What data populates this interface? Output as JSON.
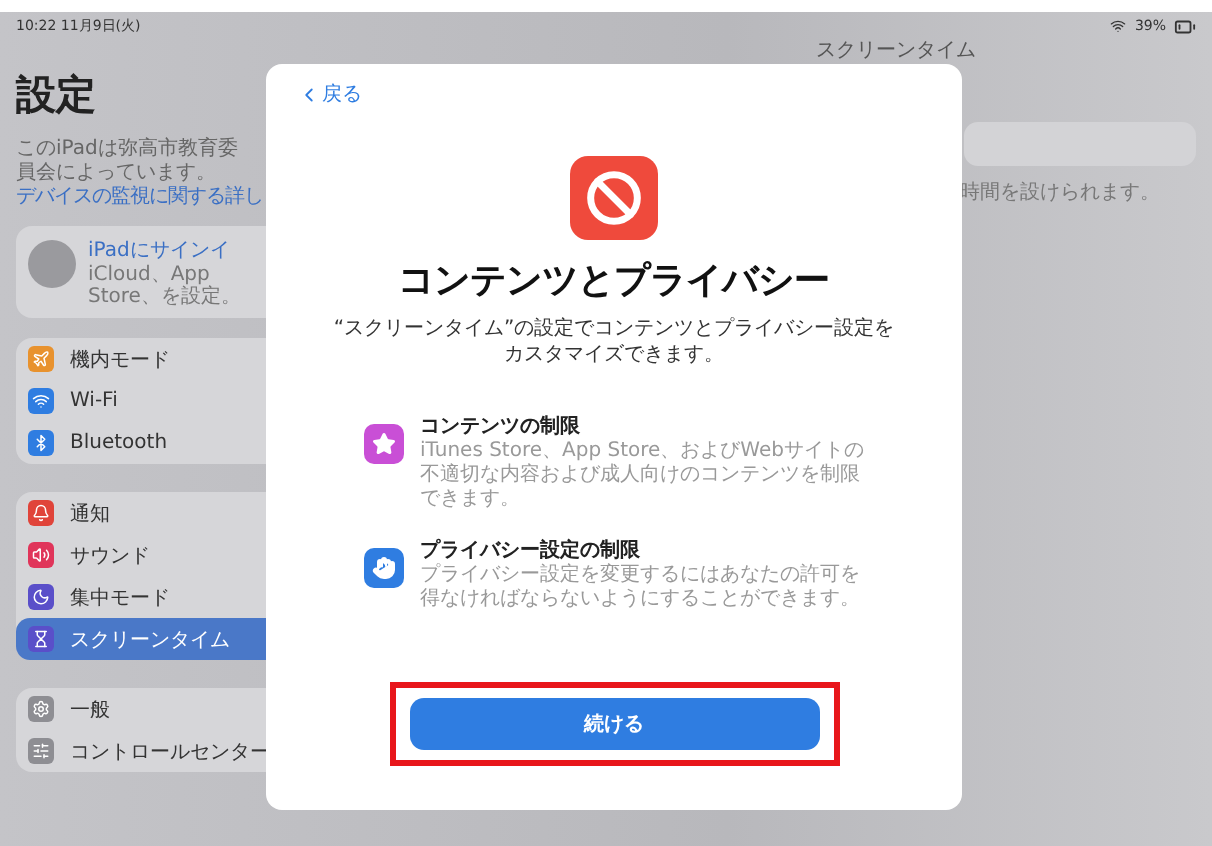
{
  "status_bar": {
    "time": "10:22",
    "date": "11月9日(火)",
    "battery": "39%"
  },
  "sidebar": {
    "title": "設定",
    "note": "このiPadは弥高市教育委員会によって",
    "note_cont": "います。",
    "note_link": "デバイスの監視に関する詳し",
    "account": {
      "title": "iPadにサインイ",
      "subtitle": "iCloud、App Store、",
      "subtitle_2": "を設定。"
    },
    "groups": [
      [
        {
          "label": "機内モード",
          "color": "#e8922e",
          "selected": false
        },
        {
          "label": "Wi-Fi",
          "color": "#2f7de1",
          "selected": false
        },
        {
          "label": "Bluetooth",
          "color": "#2f7de1",
          "selected": false
        }
      ],
      [
        {
          "label": "通知",
          "color": "#e0443a",
          "selected": false
        },
        {
          "label": "サウンド",
          "color": "#e0355a",
          "selected": false
        },
        {
          "label": "集中モード",
          "color": "#5a4fc9",
          "selected": false
        },
        {
          "label": "スクリーンタイム",
          "color": "#5a4fc9",
          "selected": true
        }
      ],
      [
        {
          "label": "一般",
          "color": "#8e8e93",
          "selected": false
        },
        {
          "label": "コントロールセンター",
          "color": "#8e8e93",
          "selected": false
        }
      ]
    ]
  },
  "detail": {
    "title": "スクリーンタイム",
    "hint": "時間を設けられます。"
  },
  "modal": {
    "back": "戻る",
    "title": "コンテンツとプライバシー",
    "description": "“スクリーンタイム”の設定でコンテンツとプライバシー設定をカスタマイズできます。",
    "features": [
      {
        "title": "コンテンツの制限",
        "text": "iTunes Store、App Store、およびWebサイトの不適切な内容および成人向けのコンテンツを制限できます。",
        "color": "#c94fd6"
      },
      {
        "title": "プライバシー設定の制限",
        "text": "プライバシー設定を変更するにはあなたの許可を得なければならないようにすることができます。",
        "color": "#2f7de1"
      }
    ],
    "button": {
      "label": "続ける",
      "highlighted": true
    }
  }
}
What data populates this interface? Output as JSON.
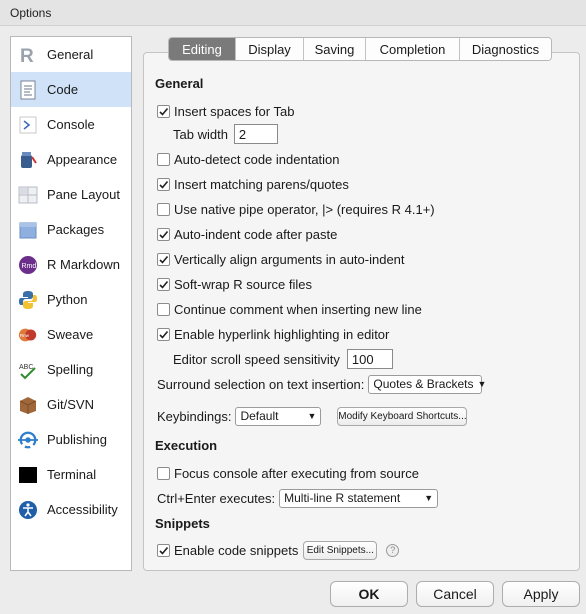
{
  "window": {
    "title": "Options"
  },
  "sidebar": {
    "items": [
      {
        "label": "General",
        "icon": "r-logo-icon"
      },
      {
        "label": "Code",
        "icon": "code-page-icon",
        "selected": true
      },
      {
        "label": "Console",
        "icon": "console-prompt-icon"
      },
      {
        "label": "Appearance",
        "icon": "paint-bucket-icon"
      },
      {
        "label": "Pane Layout",
        "icon": "pane-layout-icon"
      },
      {
        "label": "Packages",
        "icon": "package-box-icon"
      },
      {
        "label": "R Markdown",
        "icon": "rmd-icon"
      },
      {
        "label": "Python",
        "icon": "python-icon"
      },
      {
        "label": "Sweave",
        "icon": "sweave-icon"
      },
      {
        "label": "Spelling",
        "icon": "spelling-check-icon"
      },
      {
        "label": "Git/SVN",
        "icon": "git-box-icon"
      },
      {
        "label": "Publishing",
        "icon": "publishing-icon"
      },
      {
        "label": "Terminal",
        "icon": "terminal-icon"
      },
      {
        "label": "Accessibility",
        "icon": "accessibility-icon"
      }
    ]
  },
  "tabs": [
    {
      "label": "Editing",
      "active": true
    },
    {
      "label": "Display"
    },
    {
      "label": "Saving"
    },
    {
      "label": "Completion"
    },
    {
      "label": "Diagnostics"
    }
  ],
  "editing": {
    "general_heading": "General",
    "insert_spaces": {
      "label": "Insert spaces for Tab",
      "checked": true
    },
    "tab_width": {
      "label": "Tab width",
      "value": "2"
    },
    "auto_detect": {
      "label": "Auto-detect code indentation",
      "checked": false
    },
    "matching_parens": {
      "label": "Insert matching parens/quotes",
      "checked": true
    },
    "native_pipe": {
      "label": "Use native pipe operator, |> (requires R 4.1+)",
      "checked": false
    },
    "auto_indent": {
      "label": "Auto-indent code after paste",
      "checked": true
    },
    "vertical_align": {
      "label": "Vertically align arguments in auto-indent",
      "checked": true
    },
    "soft_wrap": {
      "label": "Soft-wrap R source files",
      "checked": true
    },
    "continue_comment": {
      "label": "Continue comment when inserting new line",
      "checked": false
    },
    "hyperlink": {
      "label": "Enable hyperlink highlighting in editor",
      "checked": true
    },
    "scroll_speed": {
      "label": "Editor scroll speed sensitivity",
      "value": "100"
    },
    "surround": {
      "label": "Surround selection on text insertion:",
      "value": "Quotes & Brackets"
    },
    "keybindings": {
      "label": "Keybindings:",
      "value": "Default",
      "modify_button": "Modify Keyboard Shortcuts..."
    },
    "execution_heading": "Execution",
    "focus_console": {
      "label": "Focus console after executing from source",
      "checked": false
    },
    "ctrl_enter": {
      "label": "Ctrl+Enter executes:",
      "value": "Multi-line R statement"
    },
    "snippets_heading": "Snippets",
    "enable_snippets": {
      "label": "Enable code snippets",
      "checked": true
    },
    "edit_snippets_button": "Edit Snippets...",
    "help_glyph": "?"
  },
  "footer": {
    "ok": "OK",
    "cancel": "Cancel",
    "apply": "Apply"
  },
  "colors": {
    "selected_bg": "#cfe2f8",
    "active_tab": "#7a7a7a",
    "window_bg": "#ececec"
  }
}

__________

### [Problem requirements]
Would you set down the listing exactly, omitting pictures?

### [Result of this task]
What data populates this interface? Output as JSON.
{
  "status_bar": {
    "time": "10:22",
    "date": "11月9日(火)",
    "battery": "39%"
  },
  "sidebar": {
    "title": "設定",
    "note": "このiPadは弥高市教育委員会によって",
    "note_cont": "います。",
    "note_link": "デバイスの監視に関する詳し",
    "account": {
      "title": "iPadにサインイ",
      "subtitle": "iCloud、App Store、",
      "subtitle_2": "を設定。"
    },
    "groups": [
      [
        {
          "label": "機内モード",
          "color": "#e8922e",
          "selected": false
        },
        {
          "label": "Wi-Fi",
          "color": "#2f7de1",
          "selected": false
        },
        {
          "label": "Bluetooth",
          "color": "#2f7de1",
          "selected": false
        }
      ],
      [
        {
          "label": "通知",
          "color": "#e0443a",
          "selected": false
        },
        {
          "label": "サウンド",
          "color": "#e0355a",
          "selected": false
        },
        {
          "label": "集中モード",
          "color": "#5a4fc9",
          "selected": false
        },
        {
          "label": "スクリーンタイム",
          "color": "#5a4fc9",
          "selected": true
        }
      ],
      [
        {
          "label": "一般",
          "color": "#8e8e93",
          "selected": false
        },
        {
          "label": "コントロールセンター",
          "color": "#8e8e93",
          "selected": false
        }
      ]
    ]
  },
  "detail": {
    "title": "スクリーンタイム",
    "hint": "時間を設けられます。"
  },
  "modal": {
    "back": "戻る",
    "title": "コンテンツとプライバシー",
    "description": "“スクリーンタイム”の設定でコンテンツとプライバシー設定をカスタマイズできます。",
    "features": [
      {
        "title": "コンテンツの制限",
        "text": "iTunes Store、App Store、およびWebサイトの不適切な内容および成人向けのコンテンツを制限できます。",
        "color": "#c94fd6"
      },
      {
        "title": "プライバシー設定の制限",
        "text": "プライバシー設定を変更するにはあなたの許可を得なければならないようにすることができます。",
        "color": "#2f7de1"
      }
    ],
    "button": {
      "label": "続ける",
      "highlighted": true
    }
  }
}
What data populates this interface? Output as JSON.
{
  "window": {
    "title": "Options"
  },
  "sidebar": {
    "items": [
      {
        "label": "General",
        "icon": "r-logo-icon"
      },
      {
        "label": "Code",
        "icon": "code-page-icon",
        "selected": true
      },
      {
        "label": "Console",
        "icon": "console-prompt-icon"
      },
      {
        "label": "Appearance",
        "icon": "paint-bucket-icon"
      },
      {
        "label": "Pane Layout",
        "icon": "pane-layout-icon"
      },
      {
        "label": "Packages",
        "icon": "package-box-icon"
      },
      {
        "label": "R Markdown",
        "icon": "rmd-icon"
      },
      {
        "label": "Python",
        "icon": "python-icon"
      },
      {
        "label": "Sweave",
        "icon": "sweave-icon"
      },
      {
        "label": "Spelling",
        "icon": "spelling-check-icon"
      },
      {
        "label": "Git/SVN",
        "icon": "git-box-icon"
      },
      {
        "label": "Publishing",
        "icon": "publishing-icon"
      },
      {
        "label": "Terminal",
        "icon": "terminal-icon"
      },
      {
        "label": "Accessibility",
        "icon": "accessibility-icon"
      }
    ]
  },
  "tabs": [
    {
      "label": "Editing",
      "active": true
    },
    {
      "label": "Display"
    },
    {
      "label": "Saving"
    },
    {
      "label": "Completion"
    },
    {
      "label": "Diagnostics"
    }
  ],
  "editing": {
    "general_heading": "General",
    "insert_spaces": {
      "label": "Insert spaces for Tab",
      "checked": true
    },
    "tab_width": {
      "label": "Tab width",
      "value": "2"
    },
    "auto_detect": {
      "label": "Auto-detect code indentation",
      "checked": false
    },
    "matching_parens": {
      "label": "Insert matching parens/quotes",
      "checked": true
    },
    "native_pipe": {
      "label": "Use native pipe operator, |> (requires R 4.1+)",
      "checked": false
    },
    "auto_indent": {
      "label": "Auto-indent code after paste",
      "checked": true
    },
    "vertical_align": {
      "label": "Vertically align arguments in auto-indent",
      "checked": true
    },
    "soft_wrap": {
      "label": "Soft-wrap R source files",
      "checked": true
    },
    "continue_comment": {
      "label": "Continue comment when inserting new line",
      "checked": false
    },
    "hyperlink": {
      "label": "Enable hyperlink highlighting in editor",
      "checked": true
    },
    "scroll_speed": {
      "label": "Editor scroll speed sensitivity",
      "value": "100"
    },
    "surround": {
      "label": "Surround selection on text insertion:",
      "value": "Quotes & Brackets"
    },
    "keybindings": {
      "label": "Keybindings:",
      "value": "Default",
      "modify_button": "Modify Keyboard Shortcuts..."
    },
    "execution_heading": "Execution",
    "focus_console": {
      "label": "Focus console after executing from source",
      "checked": false
    },
    "ctrl_enter": {
      "label": "Ctrl+Enter executes:",
      "value": "Multi-line R statement"
    },
    "snippets_heading": "Snippets",
    "enable_snippets": {
      "label": "Enable code snippets",
      "checked": true
    },
    "edit_snippets_button": "Edit Snippets...",
    "help_glyph": "?"
  },
  "footer": {
    "ok": "OK",
    "cancel": "Cancel",
    "apply": "Apply"
  },
  "colors": {
    "selected_bg": "#cfe2f8",
    "active_tab": "#7a7a7a",
    "window_bg": "#ececec"
  }
}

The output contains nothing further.